§ **WHAT IS EXPECTED**
Search the data for the word "Tocando" and copy every line that contains it.

--------------------------------

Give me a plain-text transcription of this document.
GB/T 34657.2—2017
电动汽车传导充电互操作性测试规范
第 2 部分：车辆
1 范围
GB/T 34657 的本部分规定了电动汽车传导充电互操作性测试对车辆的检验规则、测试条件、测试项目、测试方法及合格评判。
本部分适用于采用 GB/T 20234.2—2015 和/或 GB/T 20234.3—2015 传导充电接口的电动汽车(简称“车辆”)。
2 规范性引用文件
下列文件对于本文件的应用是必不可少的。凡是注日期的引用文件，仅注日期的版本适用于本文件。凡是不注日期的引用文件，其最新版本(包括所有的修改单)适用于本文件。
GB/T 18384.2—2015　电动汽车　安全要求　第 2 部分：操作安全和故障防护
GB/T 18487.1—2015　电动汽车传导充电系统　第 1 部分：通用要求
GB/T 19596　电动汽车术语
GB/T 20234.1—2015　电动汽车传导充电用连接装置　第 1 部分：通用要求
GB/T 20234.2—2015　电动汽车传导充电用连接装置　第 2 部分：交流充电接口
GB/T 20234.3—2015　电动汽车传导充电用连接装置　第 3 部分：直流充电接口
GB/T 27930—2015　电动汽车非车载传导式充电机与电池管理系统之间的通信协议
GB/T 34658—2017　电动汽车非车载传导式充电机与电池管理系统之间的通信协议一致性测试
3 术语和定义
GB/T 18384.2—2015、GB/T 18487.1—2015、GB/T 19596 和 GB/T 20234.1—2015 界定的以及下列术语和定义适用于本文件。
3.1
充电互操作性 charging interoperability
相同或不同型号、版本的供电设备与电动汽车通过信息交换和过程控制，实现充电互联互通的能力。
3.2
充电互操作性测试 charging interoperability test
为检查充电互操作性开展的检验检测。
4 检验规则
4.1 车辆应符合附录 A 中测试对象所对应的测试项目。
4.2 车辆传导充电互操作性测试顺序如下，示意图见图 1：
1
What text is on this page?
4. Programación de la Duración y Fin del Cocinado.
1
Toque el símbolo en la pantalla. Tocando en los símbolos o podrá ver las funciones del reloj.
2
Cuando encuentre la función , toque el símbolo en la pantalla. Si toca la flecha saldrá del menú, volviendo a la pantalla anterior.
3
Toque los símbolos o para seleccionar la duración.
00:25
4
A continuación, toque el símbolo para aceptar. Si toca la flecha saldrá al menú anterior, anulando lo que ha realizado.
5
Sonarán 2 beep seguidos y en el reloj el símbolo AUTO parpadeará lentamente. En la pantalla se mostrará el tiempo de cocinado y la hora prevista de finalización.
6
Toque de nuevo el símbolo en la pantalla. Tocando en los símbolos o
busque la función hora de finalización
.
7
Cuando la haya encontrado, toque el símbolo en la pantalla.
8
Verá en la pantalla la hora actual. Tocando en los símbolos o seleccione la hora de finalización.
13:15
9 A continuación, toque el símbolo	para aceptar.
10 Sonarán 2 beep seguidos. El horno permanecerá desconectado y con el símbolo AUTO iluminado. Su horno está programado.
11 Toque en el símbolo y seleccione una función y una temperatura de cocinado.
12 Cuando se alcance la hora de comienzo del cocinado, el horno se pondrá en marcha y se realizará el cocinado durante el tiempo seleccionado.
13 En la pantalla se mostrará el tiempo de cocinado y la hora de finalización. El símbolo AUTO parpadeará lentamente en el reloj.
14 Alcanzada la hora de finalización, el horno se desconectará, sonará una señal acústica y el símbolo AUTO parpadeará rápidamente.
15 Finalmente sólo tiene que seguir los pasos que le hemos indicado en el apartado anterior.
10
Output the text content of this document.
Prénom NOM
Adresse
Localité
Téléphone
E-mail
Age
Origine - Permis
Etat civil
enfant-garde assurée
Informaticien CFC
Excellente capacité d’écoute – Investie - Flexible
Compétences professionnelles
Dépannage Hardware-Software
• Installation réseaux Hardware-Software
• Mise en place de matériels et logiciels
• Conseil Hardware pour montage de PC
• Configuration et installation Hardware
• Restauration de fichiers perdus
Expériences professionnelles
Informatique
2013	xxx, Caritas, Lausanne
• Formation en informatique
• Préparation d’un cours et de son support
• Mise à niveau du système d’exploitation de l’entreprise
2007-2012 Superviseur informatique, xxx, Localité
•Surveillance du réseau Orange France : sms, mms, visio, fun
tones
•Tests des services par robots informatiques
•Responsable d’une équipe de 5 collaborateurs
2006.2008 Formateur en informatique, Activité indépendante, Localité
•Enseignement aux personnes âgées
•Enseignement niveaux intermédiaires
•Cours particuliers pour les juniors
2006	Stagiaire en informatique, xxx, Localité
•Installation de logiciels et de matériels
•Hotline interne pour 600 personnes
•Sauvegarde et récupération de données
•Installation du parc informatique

--------------------------------

§ **TASK OUTPUT**
Toque el símbolo en la pantalla. Tocando en los símbolos o podrá ver las funciones del reloj.
Toque de nuevo el símbolo en la pantalla. Tocando en los símbolos o
Verá en la pantalla la hora actual. Tocando en los símbolos o seleccione la hora de finalización.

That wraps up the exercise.